The problem:
Copy out the records below, putting "Oval marker" in place of each "Ellipse shape" and changing nothing else.

Data for the task:
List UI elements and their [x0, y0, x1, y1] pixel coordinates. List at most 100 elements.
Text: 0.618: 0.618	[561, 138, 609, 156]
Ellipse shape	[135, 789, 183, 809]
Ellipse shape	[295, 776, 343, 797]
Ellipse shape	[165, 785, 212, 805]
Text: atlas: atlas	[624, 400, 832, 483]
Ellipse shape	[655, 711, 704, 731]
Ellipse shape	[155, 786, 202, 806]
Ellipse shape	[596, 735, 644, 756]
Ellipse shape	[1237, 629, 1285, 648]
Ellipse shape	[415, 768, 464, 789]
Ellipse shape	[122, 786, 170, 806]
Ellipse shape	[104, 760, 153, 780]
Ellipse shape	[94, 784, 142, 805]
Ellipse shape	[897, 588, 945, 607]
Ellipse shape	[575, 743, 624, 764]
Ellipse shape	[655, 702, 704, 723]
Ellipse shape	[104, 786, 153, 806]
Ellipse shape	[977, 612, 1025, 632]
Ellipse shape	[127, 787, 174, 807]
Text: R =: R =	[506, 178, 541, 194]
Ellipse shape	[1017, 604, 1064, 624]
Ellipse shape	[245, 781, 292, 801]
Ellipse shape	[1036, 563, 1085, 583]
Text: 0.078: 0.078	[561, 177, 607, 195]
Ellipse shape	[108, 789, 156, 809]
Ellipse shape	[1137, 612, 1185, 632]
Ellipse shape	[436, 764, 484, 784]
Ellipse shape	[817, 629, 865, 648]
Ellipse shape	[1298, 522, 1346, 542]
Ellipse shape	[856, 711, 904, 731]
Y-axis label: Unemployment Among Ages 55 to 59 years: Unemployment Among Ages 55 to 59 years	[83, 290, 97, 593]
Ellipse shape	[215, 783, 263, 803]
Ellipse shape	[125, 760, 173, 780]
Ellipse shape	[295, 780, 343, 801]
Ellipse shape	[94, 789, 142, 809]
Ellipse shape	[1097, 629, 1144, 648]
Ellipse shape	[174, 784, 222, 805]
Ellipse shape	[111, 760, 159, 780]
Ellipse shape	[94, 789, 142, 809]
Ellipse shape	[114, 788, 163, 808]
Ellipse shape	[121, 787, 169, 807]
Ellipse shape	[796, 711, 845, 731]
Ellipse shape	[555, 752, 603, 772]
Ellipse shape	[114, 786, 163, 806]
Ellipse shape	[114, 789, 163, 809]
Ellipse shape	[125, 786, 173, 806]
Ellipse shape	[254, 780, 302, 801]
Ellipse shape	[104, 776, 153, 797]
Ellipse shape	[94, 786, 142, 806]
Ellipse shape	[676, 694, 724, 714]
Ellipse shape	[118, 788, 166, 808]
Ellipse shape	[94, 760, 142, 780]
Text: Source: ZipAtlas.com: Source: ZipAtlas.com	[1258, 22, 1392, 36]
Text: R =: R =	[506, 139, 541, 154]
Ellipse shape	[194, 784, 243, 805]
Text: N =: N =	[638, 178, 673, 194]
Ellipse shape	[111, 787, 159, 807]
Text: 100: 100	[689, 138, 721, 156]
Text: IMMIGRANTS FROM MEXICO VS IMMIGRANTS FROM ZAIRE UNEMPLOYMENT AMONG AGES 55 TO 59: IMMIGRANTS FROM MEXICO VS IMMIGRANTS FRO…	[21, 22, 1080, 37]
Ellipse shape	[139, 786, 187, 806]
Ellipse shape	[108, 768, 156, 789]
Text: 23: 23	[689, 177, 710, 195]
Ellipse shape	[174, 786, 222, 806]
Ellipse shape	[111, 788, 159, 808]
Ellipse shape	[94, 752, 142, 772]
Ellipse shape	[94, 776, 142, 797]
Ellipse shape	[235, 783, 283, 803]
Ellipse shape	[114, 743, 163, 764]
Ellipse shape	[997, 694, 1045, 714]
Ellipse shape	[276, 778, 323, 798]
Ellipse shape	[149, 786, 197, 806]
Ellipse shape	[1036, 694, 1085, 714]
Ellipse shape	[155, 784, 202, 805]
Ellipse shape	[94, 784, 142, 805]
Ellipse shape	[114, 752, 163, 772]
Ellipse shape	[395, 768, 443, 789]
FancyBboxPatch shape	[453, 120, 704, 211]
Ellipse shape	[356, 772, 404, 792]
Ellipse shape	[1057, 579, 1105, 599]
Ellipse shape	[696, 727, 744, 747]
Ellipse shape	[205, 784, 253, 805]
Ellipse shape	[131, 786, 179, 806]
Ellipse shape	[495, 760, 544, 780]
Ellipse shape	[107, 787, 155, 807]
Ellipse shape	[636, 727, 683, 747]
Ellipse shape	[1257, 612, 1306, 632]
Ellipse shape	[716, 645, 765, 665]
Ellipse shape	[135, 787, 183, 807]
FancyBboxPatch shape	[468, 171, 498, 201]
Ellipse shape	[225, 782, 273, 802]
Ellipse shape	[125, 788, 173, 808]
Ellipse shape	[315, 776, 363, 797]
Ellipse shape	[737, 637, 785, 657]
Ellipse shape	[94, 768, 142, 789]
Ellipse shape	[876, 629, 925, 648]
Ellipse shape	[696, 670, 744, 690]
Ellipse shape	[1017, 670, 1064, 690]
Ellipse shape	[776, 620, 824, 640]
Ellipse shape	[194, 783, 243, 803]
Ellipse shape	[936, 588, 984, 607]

Final answer:
List UI elements and their [x0, y0, x1, y1] pixel coordinates. List at most 100 elements.
Text: 0.618: 0.618	[561, 138, 609, 156]
Oval marker	[135, 789, 183, 809]
Oval marker	[295, 776, 343, 797]
Oval marker	[165, 785, 212, 805]
Text: atlas: atlas	[624, 400, 832, 483]
Oval marker	[655, 711, 704, 731]
Oval marker	[155, 786, 202, 806]
Oval marker	[596, 735, 644, 756]
Oval marker	[1237, 629, 1285, 648]
Oval marker	[415, 768, 464, 789]
Oval marker	[122, 786, 170, 806]
Oval marker	[104, 760, 153, 780]
Oval marker	[94, 784, 142, 805]
Oval marker	[897, 588, 945, 607]
Oval marker	[575, 743, 624, 764]
Oval marker	[655, 702, 704, 723]
Oval marker	[104, 786, 153, 806]
Oval marker	[977, 612, 1025, 632]
Oval marker	[127, 787, 174, 807]
Text: R =: R =	[506, 178, 541, 194]
Oval marker	[1017, 604, 1064, 624]
Oval marker	[245, 781, 292, 801]
Oval marker	[1036, 563, 1085, 583]
Text: 0.078: 0.078	[561, 177, 607, 195]
Oval marker	[108, 789, 156, 809]
Oval marker	[1137, 612, 1185, 632]
Oval marker	[436, 764, 484, 784]
Oval marker	[817, 629, 865, 648]
Oval marker	[1298, 522, 1346, 542]
Oval marker	[856, 711, 904, 731]
Y-axis label: Unemployment Among Ages 55 to 59 years: Unemployment Among Ages 55 to 59 years	[83, 290, 97, 593]
Oval marker	[215, 783, 263, 803]
Oval marker	[125, 760, 173, 780]
Oval marker	[295, 780, 343, 801]
Oval marker	[94, 789, 142, 809]
Oval marker	[1097, 629, 1144, 648]
Oval marker	[174, 784, 222, 805]
Oval marker	[111, 760, 159, 780]
Oval marker	[94, 789, 142, 809]
Oval marker	[114, 788, 163, 808]
Oval marker	[121, 787, 169, 807]
Oval marker	[796, 711, 845, 731]
Oval marker	[555, 752, 603, 772]
Oval marker	[114, 786, 163, 806]
Oval marker	[114, 789, 163, 809]
Oval marker	[125, 786, 173, 806]
Oval marker	[254, 780, 302, 801]
Oval marker	[104, 776, 153, 797]
Oval marker	[94, 786, 142, 806]
Oval marker	[676, 694, 724, 714]
Oval marker	[118, 788, 166, 808]
Oval marker	[94, 760, 142, 780]
Text: Source: ZipAtlas.com: Source: ZipAtlas.com	[1258, 22, 1392, 36]
Text: R =: R =	[506, 139, 541, 154]
Oval marker	[194, 784, 243, 805]
Text: N =: N =	[638, 178, 673, 194]
Oval marker	[111, 787, 159, 807]
Text: 100: 100	[689, 138, 721, 156]
Text: IMMIGRANTS FROM MEXICO VS IMMIGRANTS FROM ZAIRE UNEMPLOYMENT AMONG AGES 55 TO 59: IMMIGRANTS FROM MEXICO VS IMMIGRANTS FRO…	[21, 22, 1080, 37]
Oval marker	[139, 786, 187, 806]
Oval marker	[108, 768, 156, 789]
Text: 23: 23	[689, 177, 710, 195]
Oval marker	[174, 786, 222, 806]
Oval marker	[111, 788, 159, 808]
Oval marker	[94, 752, 142, 772]
Oval marker	[94, 776, 142, 797]
Oval marker	[235, 783, 283, 803]
Oval marker	[114, 743, 163, 764]
Oval marker	[997, 694, 1045, 714]
Oval marker	[276, 778, 323, 798]
Oval marker	[149, 786, 197, 806]
Oval marker	[1036, 694, 1085, 714]
Oval marker	[155, 784, 202, 805]
Oval marker	[94, 784, 142, 805]
Oval marker	[114, 752, 163, 772]
Oval marker	[395, 768, 443, 789]
FancyBboxPatch shape	[453, 120, 704, 211]
Oval marker	[356, 772, 404, 792]
Oval marker	[1057, 579, 1105, 599]
Oval marker	[696, 727, 744, 747]
Oval marker	[205, 784, 253, 805]
Oval marker	[131, 786, 179, 806]
Oval marker	[495, 760, 544, 780]
Oval marker	[107, 787, 155, 807]
Oval marker	[636, 727, 683, 747]
Oval marker	[1257, 612, 1306, 632]
Oval marker	[716, 645, 765, 665]
Oval marker	[135, 787, 183, 807]
FancyBboxPatch shape	[468, 171, 498, 201]
Oval marker	[225, 782, 273, 802]
Oval marker	[125, 788, 173, 808]
Oval marker	[315, 776, 363, 797]
Oval marker	[737, 637, 785, 657]
Oval marker	[94, 768, 142, 789]
Oval marker	[876, 629, 925, 648]
Oval marker	[696, 670, 744, 690]
Oval marker	[1017, 670, 1064, 690]
Oval marker	[776, 620, 824, 640]
Oval marker	[194, 783, 243, 803]
Oval marker	[936, 588, 984, 607]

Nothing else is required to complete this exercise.